EXERCISE INSTRUCTIONS »
Read through the entries below and return each line with the word "四年制初中同步练习册".

>> Begin SUPPLIED MATERIAL

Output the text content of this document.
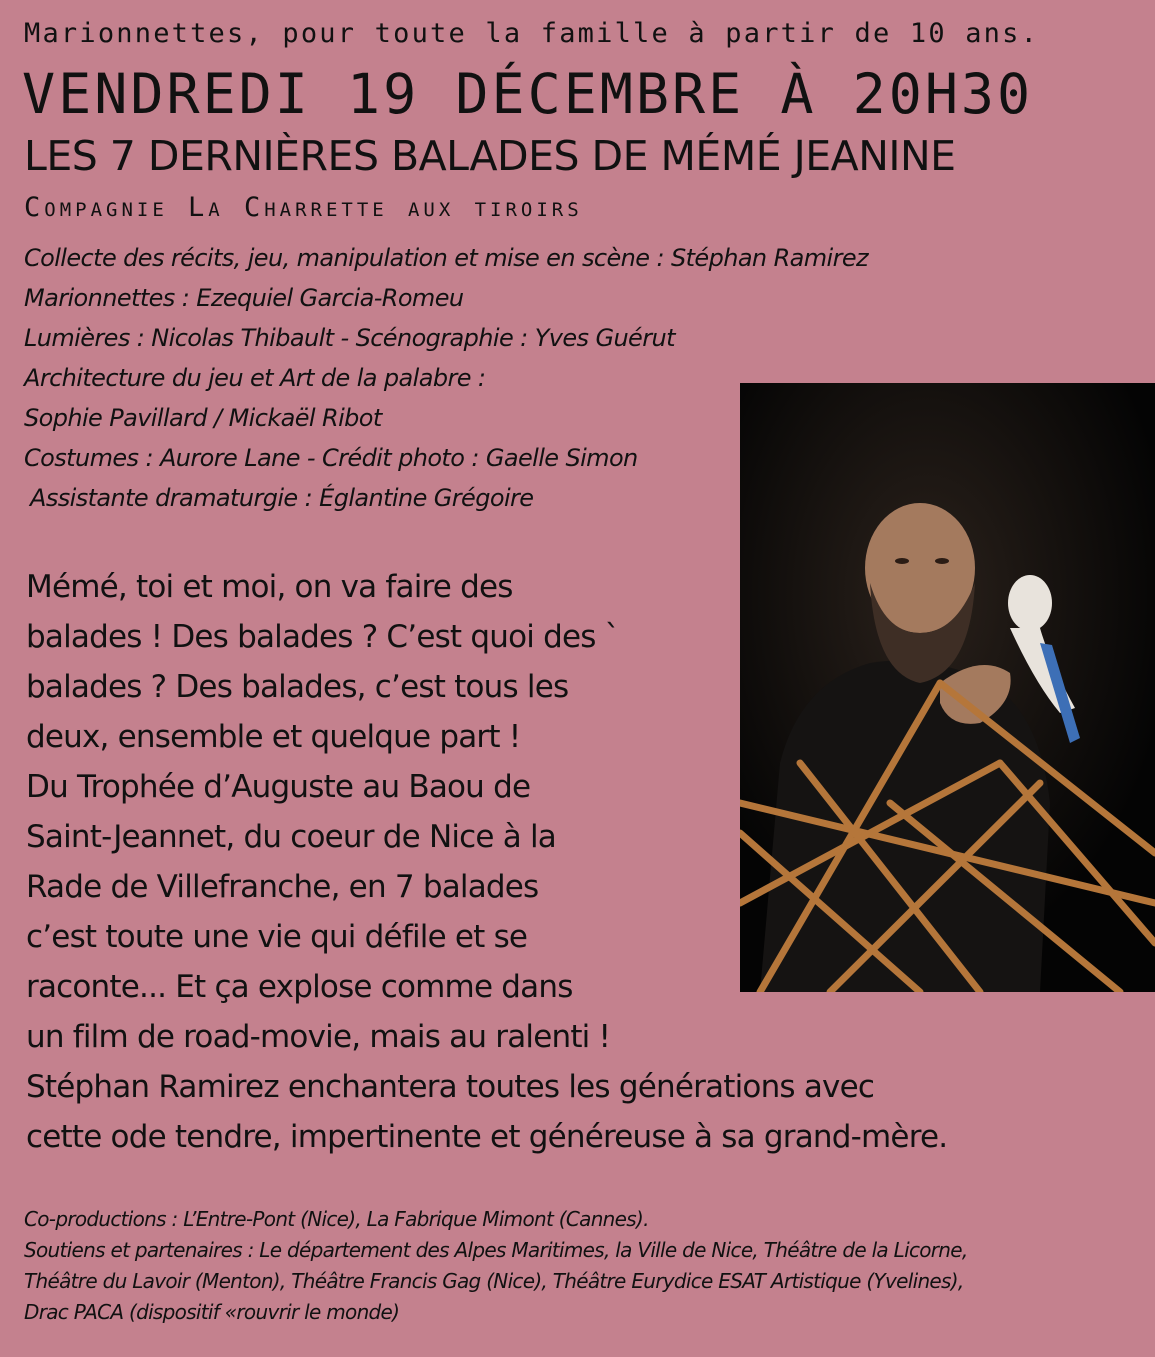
Marionnettes, pour toute la famille à partir de 10 ans.
VENDREDI 19 DÉCEMBRE À 20H30
LES 7 DERNIÈRES BALADES DE MÉMÉ JEANINE
Compagnie La Charrette aux tiroirs
Collecte des récits, jeu, manipulation et mise en scène : Stéphan Ramirez
Marionnettes : Ezequiel Garcia-Romeu
Lumières : Nicolas Thibault - Scénographie : Yves Guérut
Architecture du jeu et Art de la palabre :
Sophie Pavillard / Mickaël Ribot
Costumes : Aurore Lane - Crédit photo : Gaelle Simon
Assistante dramaturgie : Églantine Grégoire
Mémé, toi et moi, on va faire des
balades ! Des balades ? C’est quoi des `
balades ? Des balades, c’est tous les
deux, ensemble et quelque part !
Du Trophée d’Auguste au Baou de
Saint-Jeannet, du coeur de Nice à la
Rade de Villefranche, en 7 balades
c’est toute une vie qui défile et se
raconte... Et ça explose comme dans
un film de road-movie, mais au ralenti !
Stéphan Ramirez enchantera toutes les générations avec
cette ode tendre, impertinente et généreuse à sa grand-mère.
Co-productions : L’Entre-Pont (Nice), La Fabrique Mimont (Cannes).
Soutiens et partenaires : Le département des Alpes Maritimes, la Ville de Nice, Théâtre de la Licorne,
Théâtre du Lavoir (Menton), Théâtre Francis Gag (Nice), Théâtre Eurydice ESAT Artistique (Yvelines),
Drac PACA (dispositif «rouvrir le monde)
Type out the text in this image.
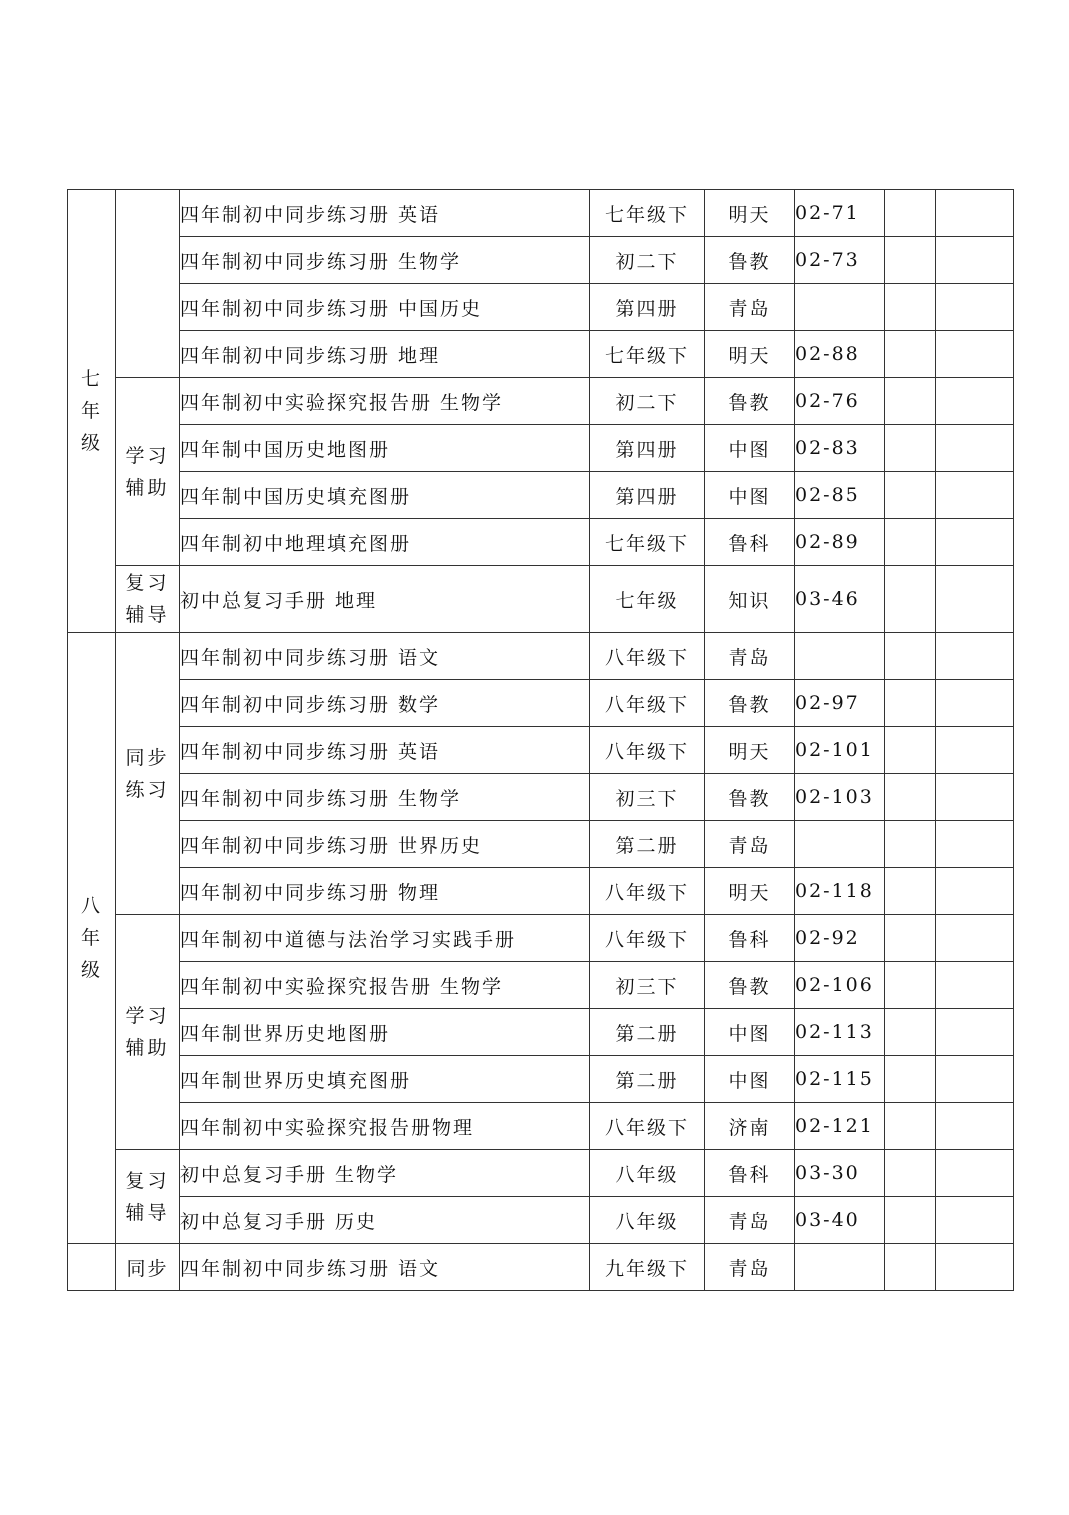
七年级		四年制初中同步练习册 英语	七年级下	明天	02-71		
		四年制初中同步练习册 生物学	初二下	鲁教	02-73		
		四年制初中同步练习册 中国历史	第四册	青岛			
		四年制初中同步练习册 地理	七年级下	明天	02-88		
	学习辅助	四年制初中实验探究报告册 生物学	初二下	鲁教	02-76		
		四年制中国历史地图册	第四册	中图	02-83		
		四年制中国历史填充图册	第四册	中图	02-85		
		四年制初中地理填充图册	七年级下	鲁科	02-89		
	复习辅导	初中总复习手册 地理	七年级	知识	03-46		
八年级	同步练习	四年制初中同步练习册 语文	八年级下	青岛			
		四年制初中同步练习册 数学	八年级下	鲁教	02-97		
		四年制初中同步练习册 英语	八年级下	明天	02-101		
		四年制初中同步练习册 生物学	初三下	鲁教	02-103		
		四年制初中同步练习册 世界历史	第二册	青岛			
		四年制初中同步练习册 物理	八年级下	明天	02-118		
	学习辅助	四年制初中道德与法治学习实践手册	八年级下	鲁科	02-92		
		四年制初中实验探究报告册 生物学	初三下	鲁教	02-106		
		四年制世界历史地图册	第二册	中图	02-113		
		四年制世界历史填充图册	第二册	中图	02-115		
		四年制初中实验探究报告册物理	八年级下	济南	02-121		
	复习辅导	初中总复习手册 生物学	八年级	鲁科	03-30		
		初中总复习手册 历史	八年级	青岛	03-40		
	同步	四年制初中同步练习册 语文	九年级下	青岛			
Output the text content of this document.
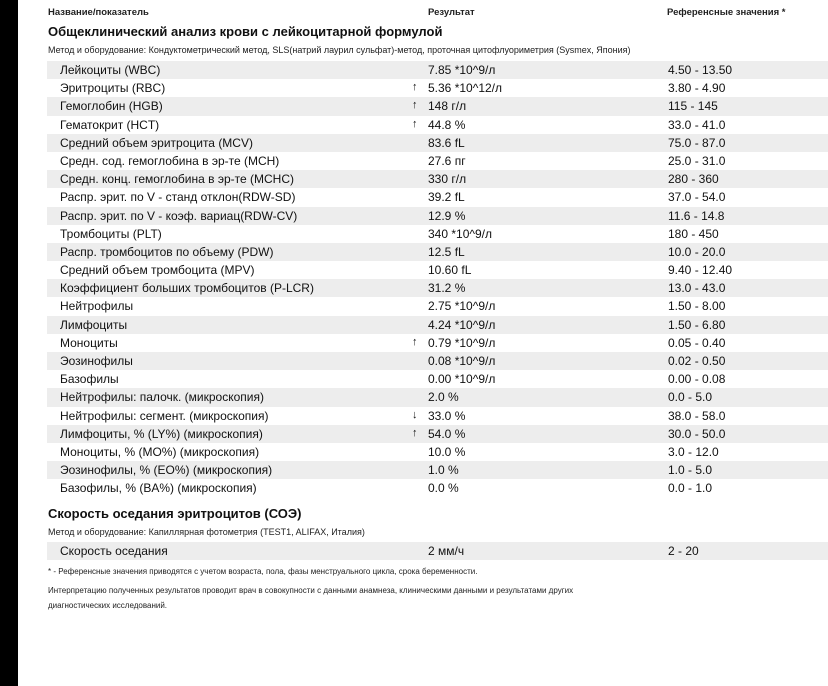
Название/показатель	Результат	Референсные значения *
Общеклинический анализ крови с лейкоцитарной формулой
Метод и оборудование: Кондуктометрический метод, SLS(натрий лаурил сульфат)-метод, проточная цитофлуориметрия (Sysmex, Япония)
Лейкоциты (WBC)	7.85 *10^9/л	4.50 - 13.50
Эритроциты (RBC)	↑ 5.36 *10^12/л	3.80 - 4.90
Гемоглобин (HGB)	↑ 148 г/л	115 - 145
Гематокрит (HCT)	↑ 44.8 %	33.0 - 41.0
Средний объем эритроцита (MCV)	83.6 fL	75.0 - 87.0
Средн. сод. гемоглобина в эр-те (MCH)	27.6 пг	25.0 - 31.0
Средн. конц. гемоглобина в эр-те (MCHC)	330 г/л	280 - 360
Распр. эрит. по V - станд отклон(RDW-SD)	39.2 fL	37.0 - 54.0
Распр. эрит. по V - коэф. вариац(RDW-CV)	12.9 %	11.6 - 14.8
Тромбоциты (PLT)	340 *10^9/л	180 - 450
Распр. тромбоцитов по объему (PDW)	12.5 fL	10.0 - 20.0
Средний объем тромбоцита (MPV)	10.60 fL	9.40 - 12.40
Коэффициент больших тромбоцитов (P-LCR)	31.2 %	13.0 - 43.0
Нейтрофилы	2.75 *10^9/л	1.50 - 8.00
Лимфоциты	4.24 *10^9/л	1.50 - 6.80
Моноциты	↑ 0.79 *10^9/л	0.05 - 0.40
Эозинофилы	0.08 *10^9/л	0.02 - 0.50
Базофилы	0.00 *10^9/л	0.00 - 0.08
Нейтрофилы: палочк. (микроскопия)	2.0 %	0.0 - 5.0
Нейтрофилы: сегмент. (микроскопия)	↓ 33.0 %	38.0 - 58.0
Лимфоциты, % (LY%) (микроскопия)	↑ 54.0 %	30.0 - 50.0
Моноциты, % (MO%) (микроскопия)	10.0 %	3.0 - 12.0
Эозинофилы, % (EO%) (микроскопия)	1.0 %	1.0 - 5.0
Базофилы, % (BA%) (микроскопия)	0.0 %	0.0 - 1.0
Скорость оседания эритроцитов (СОЭ)
Метод и оборудование: Капиллярная фотометрия (TEST1, ALIFAX, Италия)
Скорость оседания	2 мм/ч	2 - 20
* - Референсные значения приводятся с учетом возраста, пола, фазы менструального цикла, срока беременности.
Интерпретацию полученных результатов проводит врач в совокупности с данными анамнеза, клиническими данными и результатами других
диагностических исследований.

>> End SUPPLIED MATERIAL

EXERCISE OUTPUT »
七年级		四年制初中同步练习册 英语	七年级下	明天	02-71		
		四年制初中同步练习册 生物学	初二下	鲁教	02-73		
		四年制初中同步练习册 中国历史	第四册	青岛			
		四年制初中同步练习册 地理	七年级下	明天	02-88		
八年级	同步练习	四年制初中同步练习册 语文	八年级下	青岛			
		四年制初中同步练习册 数学	八年级下	鲁教	02-97		
		四年制初中同步练习册 英语	八年级下	明天	02-101		
		四年制初中同步练习册 生物学	初三下	鲁教	02-103		
		四年制初中同步练习册 世界历史	第二册	青岛			
		四年制初中同步练习册 物理	八年级下	明天	02-118		
	同步	四年制初中同步练习册 语文	九年级下	青岛			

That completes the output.